[What this task involves]
Could you output each line of the data that follows exactly?

[Raw data]
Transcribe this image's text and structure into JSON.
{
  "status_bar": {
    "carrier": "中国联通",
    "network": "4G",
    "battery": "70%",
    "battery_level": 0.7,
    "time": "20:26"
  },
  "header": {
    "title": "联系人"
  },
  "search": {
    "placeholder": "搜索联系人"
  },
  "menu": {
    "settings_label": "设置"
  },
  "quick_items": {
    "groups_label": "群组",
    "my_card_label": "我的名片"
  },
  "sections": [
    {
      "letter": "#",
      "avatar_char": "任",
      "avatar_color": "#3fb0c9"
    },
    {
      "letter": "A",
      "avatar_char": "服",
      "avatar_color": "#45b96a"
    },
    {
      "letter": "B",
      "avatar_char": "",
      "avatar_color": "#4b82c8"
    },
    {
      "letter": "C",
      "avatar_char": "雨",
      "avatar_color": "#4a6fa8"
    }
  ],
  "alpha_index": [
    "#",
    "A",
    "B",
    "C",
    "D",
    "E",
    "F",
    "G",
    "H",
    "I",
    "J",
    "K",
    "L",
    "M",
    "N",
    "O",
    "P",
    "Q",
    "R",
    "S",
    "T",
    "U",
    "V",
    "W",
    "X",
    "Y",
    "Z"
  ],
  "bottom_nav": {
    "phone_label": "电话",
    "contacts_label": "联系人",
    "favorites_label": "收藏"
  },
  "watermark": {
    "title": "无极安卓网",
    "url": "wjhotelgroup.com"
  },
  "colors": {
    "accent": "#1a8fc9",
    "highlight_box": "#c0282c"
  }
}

[Output below]
Transcribe this image's text and structure into JSON.
{
  "status_bar": {
    "carrier": "中国联通",
    "network": "4G",
    "battery": "70%",
    "battery_level": 0.7,
    "time": "20:26"
  },
  "header": {
    "title": "联系人"
  },
  "search": {
    "placeholder": "搜索联系人"
  },
  "menu": {
    "settings_label": "设置"
  },
  "quick_items": {
    "groups_label": "群组",
    "my_card_label": "我的名片"
  },
  "sections": [
    {
      "letter": "#",
      "avatar_char": "任",
      "avatar_color": "#3fb0c9"
    },
    {
      "letter": "A",
      "avatar_char": "服",
      "avatar_color": "#45b96a"
    },
    {
      "letter": "B",
      "avatar_char": "",
      "avatar_color": "#4b82c8"
    },
    {
      "letter": "C",
      "avatar_char": "雨",
      "avatar_color": "#4a6fa8"
    }
  ],
  "alpha_index": [
    "#",
    "A",
    "B",
    "C",
    "D",
    "E",
    "F",
    "G",
    "H",
    "I",
    "J",
    "K",
    "L",
    "M",
    "N",
    "O",
    "P",
    "Q",
    "R",
    "S",
    "T",
    "U",
    "V",
    "W",
    "X",
    "Y",
    "Z"
  ],
  "bottom_nav": {
    "phone_label": "电话",
    "contacts_label": "联系人",
    "favorites_label": "收藏"
  },
  "watermark": {
    "title": "无极安卓网",
    "url": "wjhotelgroup.com"
  },
  "colors": {
    "accent": "#1a8fc9",
    "highlight_box": "#c0282c"
  }
}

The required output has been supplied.